Dataset extract =>
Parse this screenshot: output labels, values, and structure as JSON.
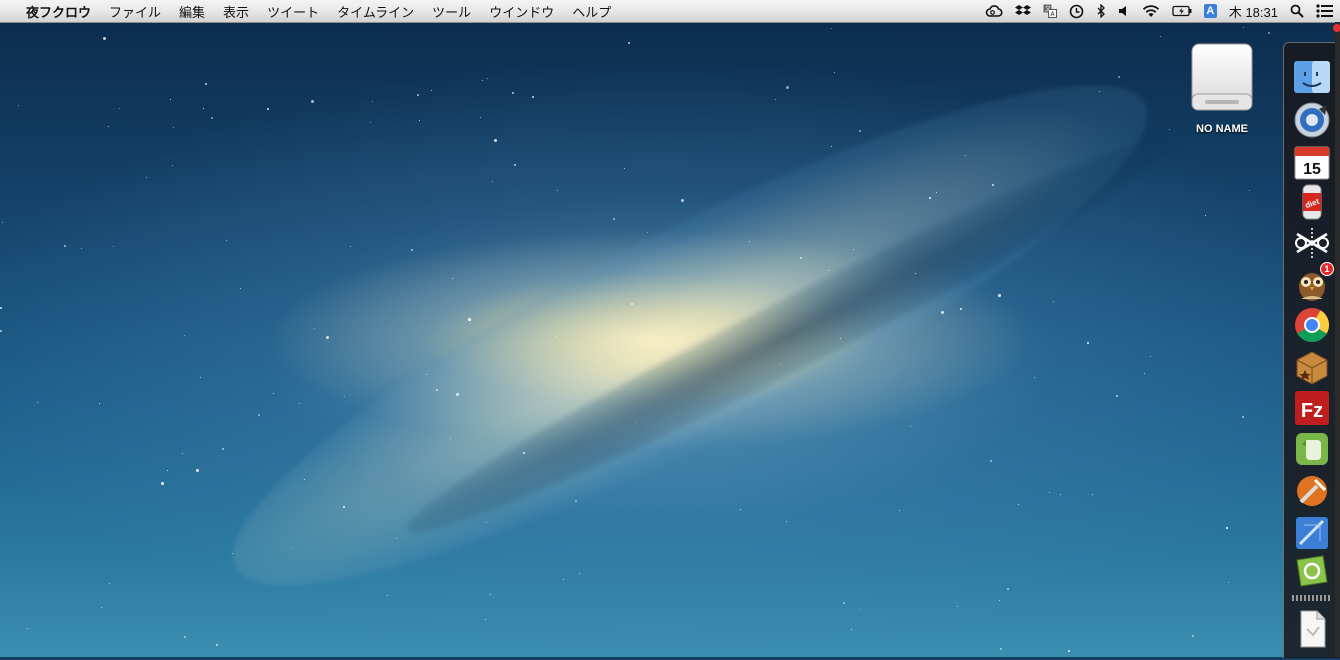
{
  "menubar": {
    "apple_glyph": "",
    "app_name": "夜フクロウ",
    "menus": [
      "ファイル",
      "編集",
      "表示",
      "ツイート",
      "タイムライン",
      "ツール",
      "ウインドウ",
      "ヘルプ"
    ],
    "status": {
      "input_badge": "A",
      "clock": "木 18:31"
    }
  },
  "desktop": {
    "drive_label": "NO NAME"
  },
  "dock": {
    "items": [
      {
        "name": "finder-icon"
      },
      {
        "name": "itunes-icon"
      },
      {
        "name": "calendar-icon",
        "text": "15"
      },
      {
        "name": "diet-coda-icon",
        "text": "diet"
      },
      {
        "name": "mail-scissors-icon"
      },
      {
        "name": "owl-twitter-icon",
        "badge": "1"
      },
      {
        "name": "chrome-icon"
      },
      {
        "name": "package-icon"
      },
      {
        "name": "filezilla-icon",
        "text": "Fz"
      },
      {
        "name": "evernote-icon"
      },
      {
        "name": "tools-icon"
      },
      {
        "name": "xcode-icon"
      },
      {
        "name": "coda-icon"
      },
      {
        "name": "document-icon"
      }
    ]
  },
  "colors": {
    "menubar_top": "#f4f4f4",
    "menubar_bottom": "#d2d2d2",
    "dock_bg": "#19191e",
    "wallpaper_core": "#fff0be",
    "wallpaper_sky": "#14426a"
  }
}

Task objective => Output all of the records exactly as they appear above, but not the pictures.

Task response =>
Parse this screenshot: output labels, values, and structure as JSON.
{
  "menubar": {
    "apple_glyph": "",
    "app_name": "夜フクロウ",
    "menus": [
      "ファイル",
      "編集",
      "表示",
      "ツイート",
      "タイムライン",
      "ツール",
      "ウインドウ",
      "ヘルプ"
    ],
    "status": {
      "input_badge": "A",
      "clock": "木 18:31"
    }
  },
  "desktop": {
    "drive_label": "NO NAME"
  },
  "dock": {
    "items": [
      {
        "name": "finder-icon"
      },
      {
        "name": "itunes-icon"
      },
      {
        "name": "calendar-icon",
        "text": "15"
      },
      {
        "name": "diet-coda-icon",
        "text": "diet"
      },
      {
        "name": "mail-scissors-icon"
      },
      {
        "name": "owl-twitter-icon",
        "badge": "1"
      },
      {
        "name": "chrome-icon"
      },
      {
        "name": "package-icon"
      },
      {
        "name": "filezilla-icon",
        "text": "Fz"
      },
      {
        "name": "evernote-icon"
      },
      {
        "name": "tools-icon"
      },
      {
        "name": "xcode-icon"
      },
      {
        "name": "coda-icon"
      },
      {
        "name": "document-icon"
      }
    ]
  },
  "colors": {
    "menubar_top": "#f4f4f4",
    "menubar_bottom": "#d2d2d2",
    "dock_bg": "#19191e",
    "wallpaper_core": "#fff0be",
    "wallpaper_sky": "#14426a"
  }
}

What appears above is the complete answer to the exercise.